The task: It is required that all of the data be written out exactly.

Records for the exercise:
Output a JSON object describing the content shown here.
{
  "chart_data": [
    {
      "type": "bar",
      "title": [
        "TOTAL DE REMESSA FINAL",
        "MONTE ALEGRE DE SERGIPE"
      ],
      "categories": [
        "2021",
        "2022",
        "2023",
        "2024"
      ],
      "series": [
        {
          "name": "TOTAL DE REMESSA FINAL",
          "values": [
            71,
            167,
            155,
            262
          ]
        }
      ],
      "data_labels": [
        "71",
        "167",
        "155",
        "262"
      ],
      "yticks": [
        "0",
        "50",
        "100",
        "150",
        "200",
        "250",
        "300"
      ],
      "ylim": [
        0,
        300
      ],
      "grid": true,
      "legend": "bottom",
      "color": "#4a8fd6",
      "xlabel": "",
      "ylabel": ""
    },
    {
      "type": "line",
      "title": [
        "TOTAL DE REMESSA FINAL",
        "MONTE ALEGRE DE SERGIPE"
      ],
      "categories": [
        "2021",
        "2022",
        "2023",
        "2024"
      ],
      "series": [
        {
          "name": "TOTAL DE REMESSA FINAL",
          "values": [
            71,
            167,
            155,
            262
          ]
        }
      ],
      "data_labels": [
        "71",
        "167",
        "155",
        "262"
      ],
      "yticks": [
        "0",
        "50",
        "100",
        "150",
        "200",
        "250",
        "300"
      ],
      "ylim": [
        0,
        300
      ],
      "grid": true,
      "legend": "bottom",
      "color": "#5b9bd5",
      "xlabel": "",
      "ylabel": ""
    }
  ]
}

The result:
Output a JSON object describing the content shown here.
{
  "chart_data": [
    {
      "type": "bar",
      "title": [
        "TOTAL DE REMESSA FINAL",
        "MONTE ALEGRE DE SERGIPE"
      ],
      "categories": [
        "2021",
        "2022",
        "2023",
        "2024"
      ],
      "series": [
        {
          "name": "TOTAL DE REMESSA FINAL",
          "values": [
            71,
            167,
            155,
            262
          ]
        }
      ],
      "data_labels": [
        "71",
        "167",
        "155",
        "262"
      ],
      "yticks": [
        "0",
        "50",
        "100",
        "150",
        "200",
        "250",
        "300"
      ],
      "ylim": [
        0,
        300
      ],
      "grid": true,
      "legend": "bottom",
      "color": "#4a8fd6",
      "xlabel": "",
      "ylabel": ""
    },
    {
      "type": "line",
      "title": [
        "TOTAL DE REMESSA FINAL",
        "MONTE ALEGRE DE SERGIPE"
      ],
      "categories": [
        "2021",
        "2022",
        "2023",
        "2024"
      ],
      "series": [
        {
          "name": "TOTAL DE REMESSA FINAL",
          "values": [
            71,
            167,
            155,
            262
          ]
        }
      ],
      "data_labels": [
        "71",
        "167",
        "155",
        "262"
      ],
      "yticks": [
        "0",
        "50",
        "100",
        "150",
        "200",
        "250",
        "300"
      ],
      "ylim": [
        0,
        300
      ],
      "grid": true,
      "legend": "bottom",
      "color": "#5b9bd5",
      "xlabel": "",
      "ylabel": ""
    }
  ]
}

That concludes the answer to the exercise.